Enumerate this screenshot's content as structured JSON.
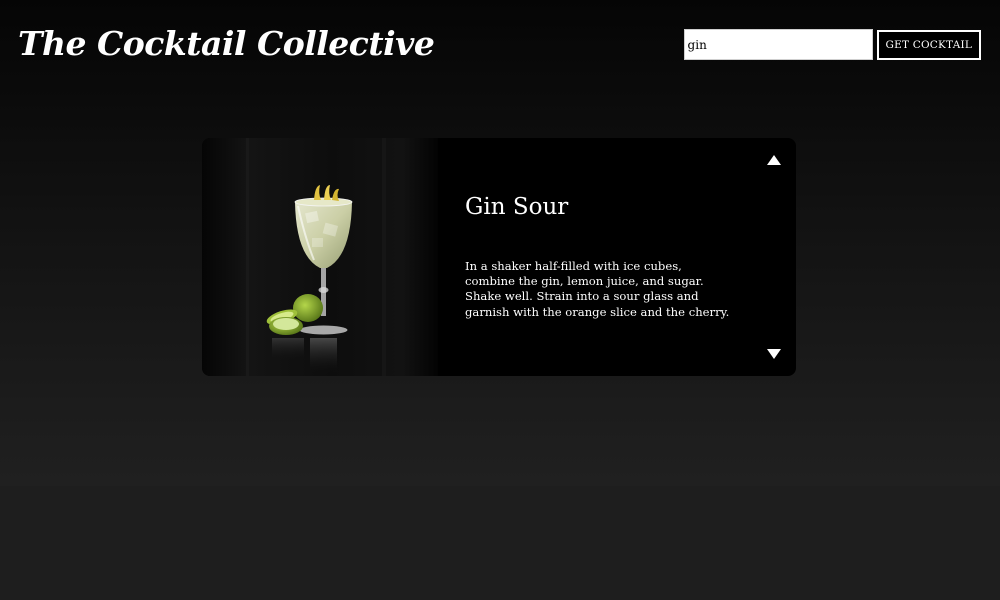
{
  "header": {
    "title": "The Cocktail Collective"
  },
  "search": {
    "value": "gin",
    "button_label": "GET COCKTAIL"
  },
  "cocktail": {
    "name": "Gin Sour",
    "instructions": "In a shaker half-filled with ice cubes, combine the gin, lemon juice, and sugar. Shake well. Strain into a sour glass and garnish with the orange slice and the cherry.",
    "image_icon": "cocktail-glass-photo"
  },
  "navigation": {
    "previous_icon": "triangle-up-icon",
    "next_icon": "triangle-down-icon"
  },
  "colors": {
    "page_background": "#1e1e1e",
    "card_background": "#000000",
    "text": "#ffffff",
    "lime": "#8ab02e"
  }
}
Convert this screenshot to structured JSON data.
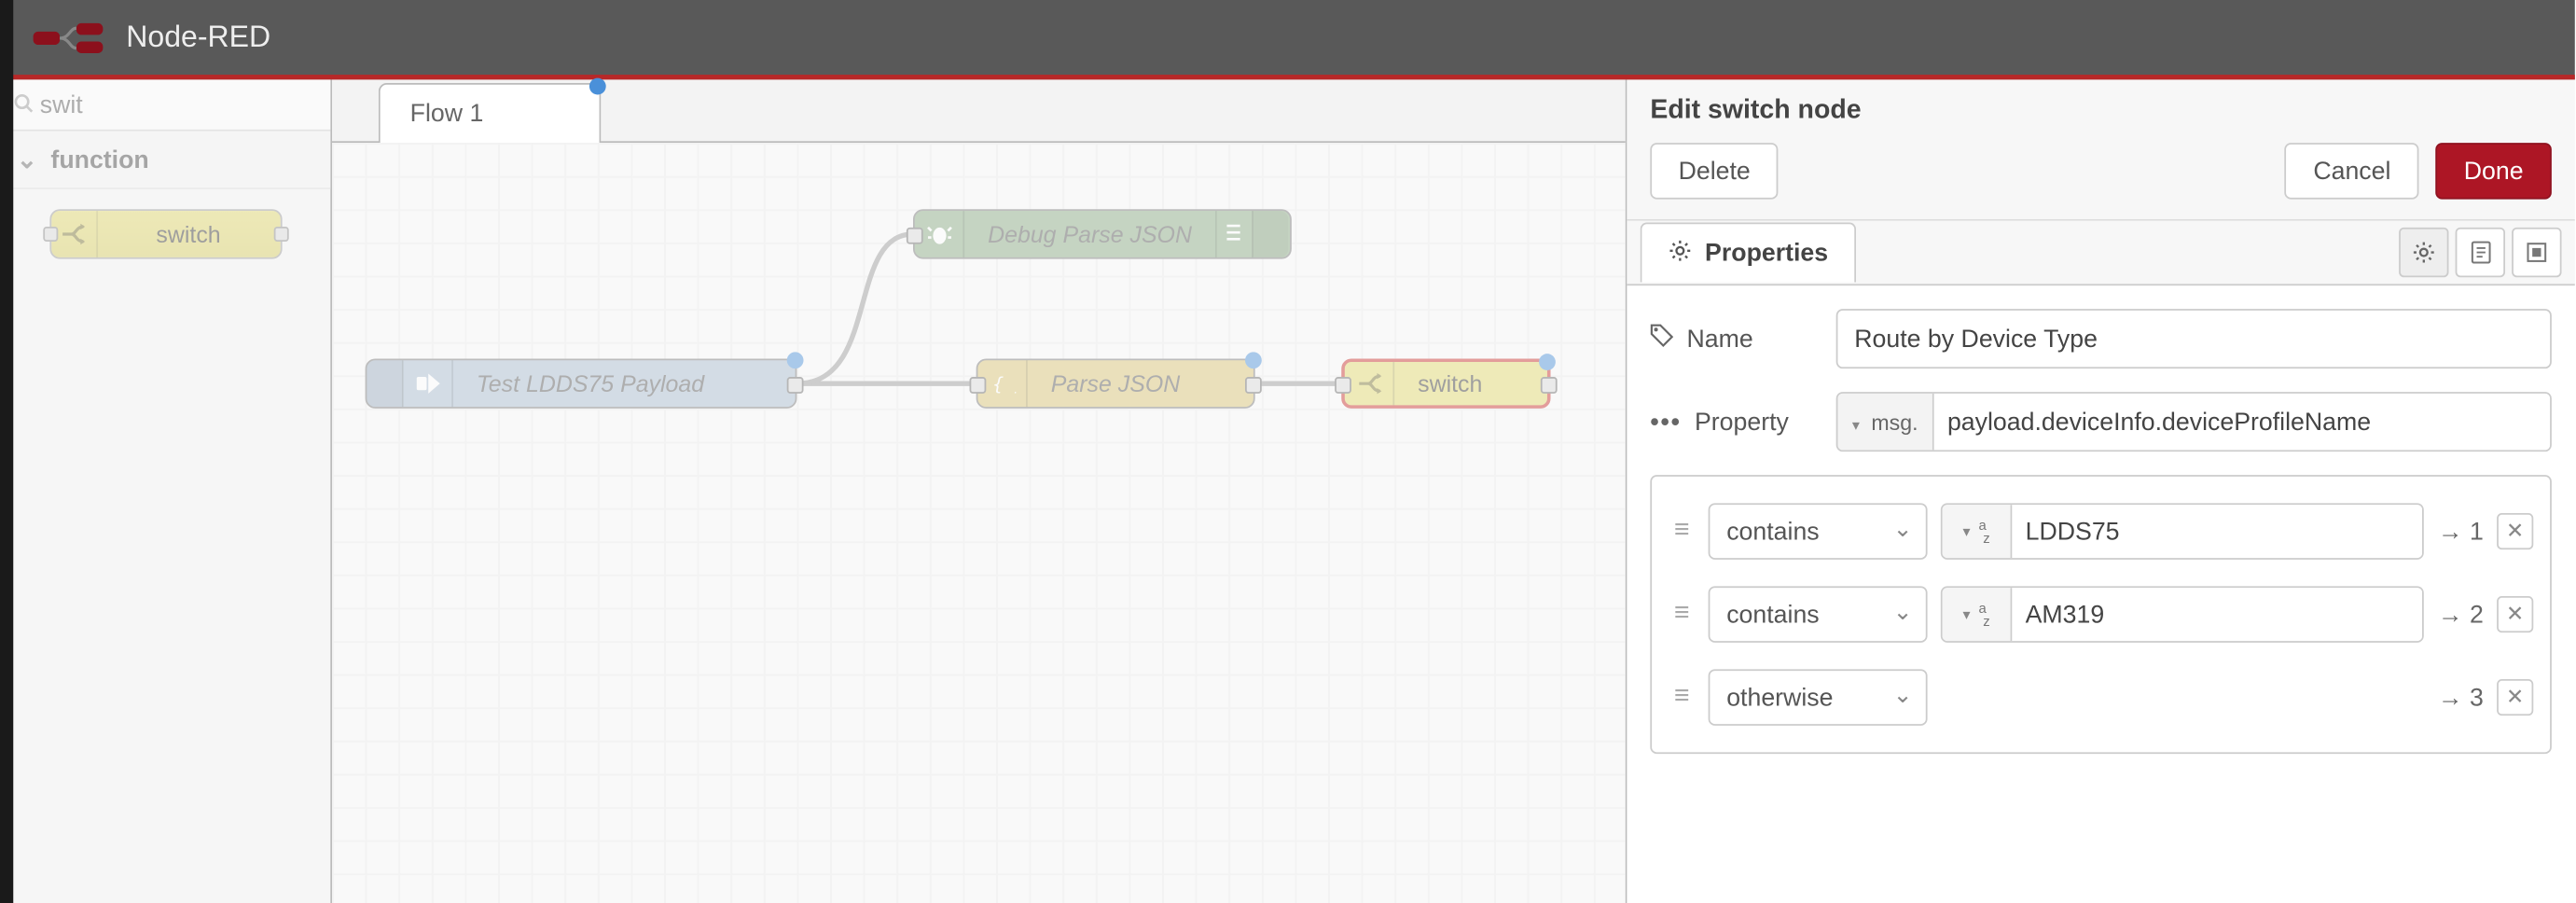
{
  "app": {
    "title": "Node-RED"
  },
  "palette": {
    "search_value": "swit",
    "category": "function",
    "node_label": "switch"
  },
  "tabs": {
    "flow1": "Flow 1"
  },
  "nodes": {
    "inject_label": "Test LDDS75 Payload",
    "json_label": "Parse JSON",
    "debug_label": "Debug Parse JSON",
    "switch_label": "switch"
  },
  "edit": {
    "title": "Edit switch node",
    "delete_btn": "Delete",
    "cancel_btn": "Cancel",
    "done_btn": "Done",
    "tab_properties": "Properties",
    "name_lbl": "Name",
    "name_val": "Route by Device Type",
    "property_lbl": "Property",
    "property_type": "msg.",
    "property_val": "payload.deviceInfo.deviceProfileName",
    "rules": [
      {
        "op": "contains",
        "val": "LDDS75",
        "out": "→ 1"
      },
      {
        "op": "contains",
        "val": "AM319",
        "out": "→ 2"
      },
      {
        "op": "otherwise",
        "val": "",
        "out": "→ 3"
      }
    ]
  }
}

● EXERCISE:
Your task is to copy word for word the lines from the line containing "Convert this screenshot" to the end of the listing, both included, and to drop any pictures.

● EXERCISE RESPONSE:
Convert this screenshot to structured JSON data.
{
  "app": {
    "title": "Node-RED"
  },
  "palette": {
    "search_value": "swit",
    "category": "function",
    "node_label": "switch"
  },
  "tabs": {
    "flow1": "Flow 1"
  },
  "nodes": {
    "inject_label": "Test LDDS75 Payload",
    "json_label": "Parse JSON",
    "debug_label": "Debug Parse JSON",
    "switch_label": "switch"
  },
  "edit": {
    "title": "Edit switch node",
    "delete_btn": "Delete",
    "cancel_btn": "Cancel",
    "done_btn": "Done",
    "tab_properties": "Properties",
    "name_lbl": "Name",
    "name_val": "Route by Device Type",
    "property_lbl": "Property",
    "property_type": "msg.",
    "property_val": "payload.deviceInfo.deviceProfileName",
    "rules": [
      {
        "op": "contains",
        "val": "LDDS75",
        "out": "→ 1"
      },
      {
        "op": "contains",
        "val": "AM319",
        "out": "→ 2"
      },
      {
        "op": "otherwise",
        "val": "",
        "out": "→ 3"
      }
    ]
  }
}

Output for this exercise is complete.